From the author interview, reproduce word for word the passage that starts at "Why did you" and ends at "stories in the book.".

#### PAGE TEXT ####

My first book was a collection of short stories that Writers’ Workshop published in 2002. I went on to write a novel after that, the manuscript was read by Shama Futehally, Pankaj Mishra and Kiran Nagarkar too read some parts. They were so wonderfully kind and generous and I learnt a lot from them, especially Shama Futehally who died before ‘Letters for Paul’ appeared in 2006. Mapin published it and it did get good reviews. I did a kids’ novel after that, a historical fiction one called ‘Atisa and the Seven Wonders’. Am not really sure why this children’s writer tag should cling to me. Not that I mind it but wouldn’t ‘writer’ be simpler and far more appropriate?

Why did you choose a crime story for your latest novel? Or was it the story that chose you?

‘It Takes a Murder’ is actually a work of literary fiction, so the murder is one of several incidents that happen in Brooks Town and how it impacts and shapes other stories in the book.

Yes, I knew a place like Brooks Town, a place I had to get out of my system and of course writing about it didn’t help but at least it made for stories that had to be written about.

I may as well have you know that my previous novels for older readers, ‘Letters for Paul’ and ‘The Dollmakers’ Island (Gyaana Books 2010) involved crime in some way. In the first one, a girl becomes the tragic victim of an acid attack in a small town in India and there is also an unexplained murder that dates from an earlier period but it shapes all that Aditi, the protagonist, imagines and experiences in the book. ‘The Dollmakers’ Island’ has a more surreal crime, in that the narrator of the book, a woman called Leela loses her ‘voice’ and this allows every other story, some forgotten in history to float in and out of the book. That book like ‘It Takes a Murder’ also has several stories but I think now, too many of them.

What is more challenging? Writing for children or writing for adults? And what is more satisfying to you as a writer?

Both really. My fiction and non-fiction for young readers is mainly historical so one has to be careful and detailed with the research. Young readers are as rigorous and demanding as older ones, if not more. I love writing stories set in the past or those where I am able to have the reader involved in unravelling the puzzle. ‘The Dollmakers’ Island’ was one such experiment, and maybe I didn’t really succeed, because readers especially older ones like a story to be ‘explained’ to them, in fairly uncomplicated ways and of course I am a reader myself!

#### MATERIAL SUPPLIED ####

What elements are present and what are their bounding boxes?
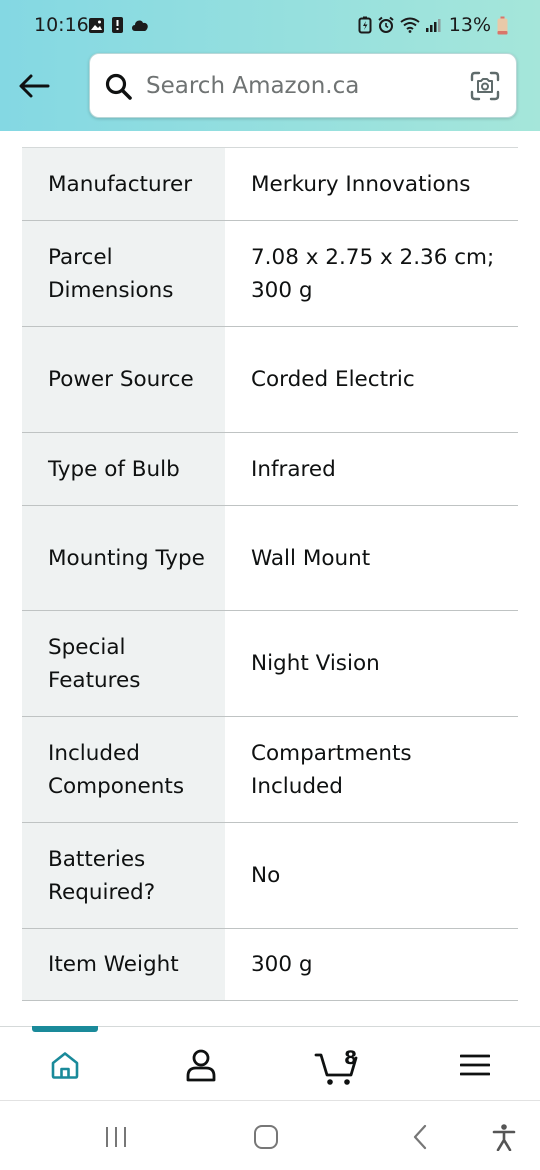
product-details-table: Manufacturer Merkury Innovations Parcel … [22, 147, 518, 1001]
nav-menu[interactable] [440, 1041, 510, 1089]
signal-icon [425, 19, 441, 32]
detail-value: Merkury Innovations [251, 171, 471, 197]
wifi-icon [400, 17, 420, 33]
home-icon [51, 1052, 79, 1079]
back-button[interactable] [14, 68, 54, 104]
accessibility-icon [492, 1124, 516, 1151]
detail-value: Corded Electric [251, 367, 415, 392]
alert-icon [112, 17, 123, 33]
active-tab-indicator [32, 1026, 98, 1032]
detail-value: Wall Mount [251, 545, 371, 571]
table-row: Power Source Corded Electric [22, 327, 518, 433]
status-right: 13% [358, 14, 508, 36]
table-row: Item Weight 300 g [22, 929, 518, 1001]
battery-icon [497, 16, 508, 34]
nav-home[interactable] [30, 1041, 100, 1089]
table-row: Batteries Required? No [22, 823, 518, 929]
detail-label: Type of Bulb [22, 433, 225, 505]
detail-value: 300 g [251, 952, 313, 977]
detail-label: Parcel Dimensions [22, 221, 225, 326]
detail-label: Manufacturer [22, 148, 225, 220]
camera-scan-icon [470, 71, 500, 101]
person-icon [186, 1049, 216, 1082]
detail-value: No [251, 863, 281, 888]
battery-percent: 13% [448, 14, 491, 36]
camera-scan-button[interactable] [470, 71, 500, 101]
cart-count-badge: 8 [344, 1047, 358, 1069]
table-row: Special Features Night Vision [22, 611, 518, 717]
search-input[interactable] [146, 64, 446, 108]
system-back-button[interactable] [400, 1121, 440, 1153]
system-nav-bar [0, 1100, 540, 1170]
detail-label: Included Components [22, 717, 225, 822]
table-row: Mounting Type Wall Mount [22, 506, 518, 611]
status-bar: 10:16 13% [0, 0, 540, 52]
bottom-nav: 8 [0, 1026, 540, 1100]
detail-value: Compartments Included [251, 740, 412, 799]
table-row: Included Components Compartments Include… [22, 717, 518, 823]
nav-cart[interactable]: 8 [302, 1041, 372, 1089]
home-system-button[interactable] [246, 1121, 286, 1153]
alarm-icon [378, 16, 394, 33]
nav-account[interactable] [166, 1041, 236, 1089]
arrow-left-icon [19, 74, 50, 98]
table-row: Parcel Dimensions 7.08 x 2.75 x 2.36 cm;… [22, 221, 518, 327]
cloud-icon [132, 20, 148, 31]
search-icon [104, 72, 134, 102]
accessibility-button[interactable] [484, 1121, 524, 1153]
chevron-left-icon [413, 1124, 427, 1150]
recent-apps-icon [106, 1127, 126, 1147]
detail-value: Infrared [251, 456, 336, 482]
home-circle-icon [254, 1125, 278, 1149]
detail-label: Batteries Required? [22, 823, 225, 928]
detail-value: 7.08 x 2.75 x 2.36 cm; 300 g [251, 244, 495, 303]
status-time: 10:16 [34, 14, 89, 36]
status-notification-icons [88, 16, 150, 34]
search-bar[interactable] [89, 53, 517, 118]
detail-label: Item Weight [22, 929, 225, 1000]
detail-label: Special Features [22, 611, 225, 716]
detail-label: Mounting Type [22, 506, 225, 610]
table-row: Manufacturer Merkury Innovations [22, 148, 518, 221]
detail-label: Power Source [22, 327, 225, 432]
detail-value: Night Vision [251, 651, 380, 676]
hamburger-icon [460, 1054, 490, 1076]
gallery-icon [89, 17, 104, 33]
table-row: Type of Bulb Infrared [22, 433, 518, 506]
app-header: 10:16 13% Search Amazon.ca [0, 0, 540, 131]
battery-saver-icon [358, 16, 372, 34]
recent-apps-button[interactable] [96, 1121, 136, 1153]
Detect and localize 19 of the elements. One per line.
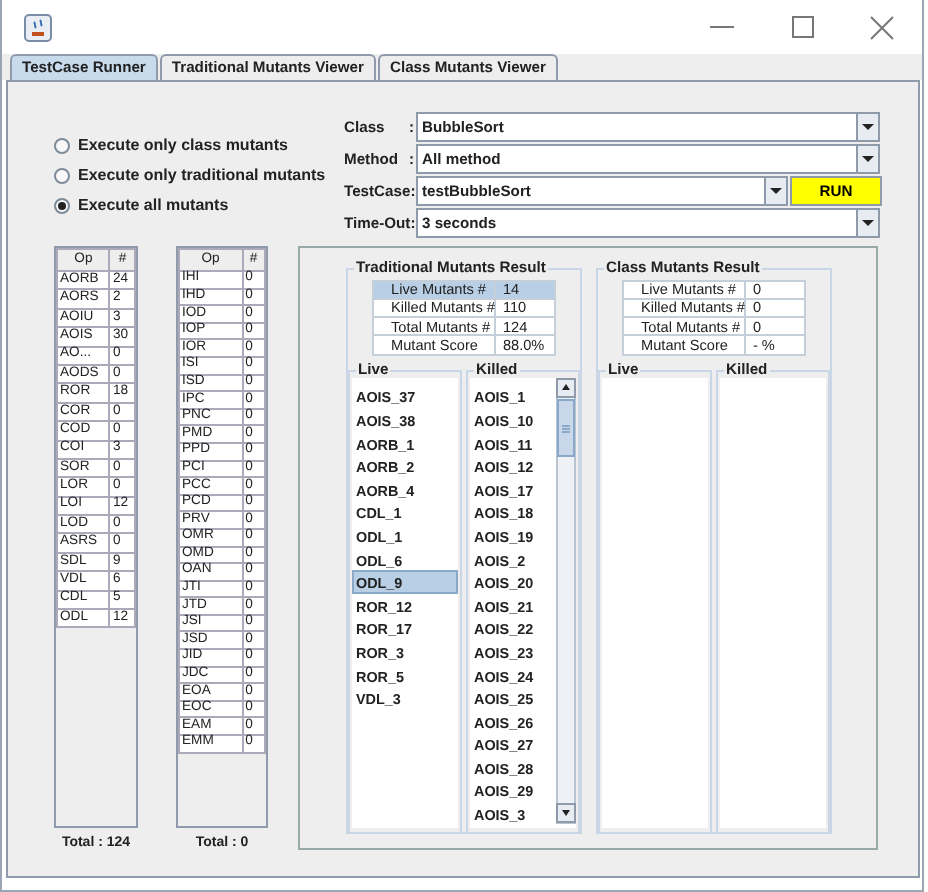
caret-icon bbox=[862, 156, 874, 162]
close-icon bbox=[870, 15, 894, 39]
caret-icon bbox=[862, 124, 874, 130]
dropdown-button[interactable] bbox=[858, 144, 880, 174]
radio-button[interactable] bbox=[54, 167, 70, 183]
maximize-icon bbox=[791, 16, 813, 38]
scrollbar[interactable] bbox=[556, 378, 576, 825]
caret-icon bbox=[862, 220, 874, 226]
dropdown-button[interactable] bbox=[858, 112, 880, 142]
caret-icon bbox=[770, 188, 782, 194]
dropdown-button[interactable] bbox=[766, 176, 788, 206]
minimize-icon bbox=[710, 26, 734, 28]
radio-label: Execute all mutants bbox=[78, 197, 229, 213]
radio-button[interactable] bbox=[54, 197, 70, 213]
radio-label: Execute only traditional mutants bbox=[78, 167, 326, 183]
app-icon bbox=[24, 13, 52, 41]
radio-button[interactable] bbox=[54, 137, 70, 153]
dropdown-button[interactable] bbox=[858, 208, 880, 238]
radio-label: Execute only class mutants bbox=[78, 137, 288, 153]
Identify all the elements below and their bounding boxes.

####

**PROBLEM SOLUTION:**
Why did you choose a crime story for your latest novel? Or was it the story that chose you?

‘It Takes a Murder’ is actually a work of literary fiction, so the murder is one of several incidents that happen in Brooks Town and how it impacts and shapes other stories in the book.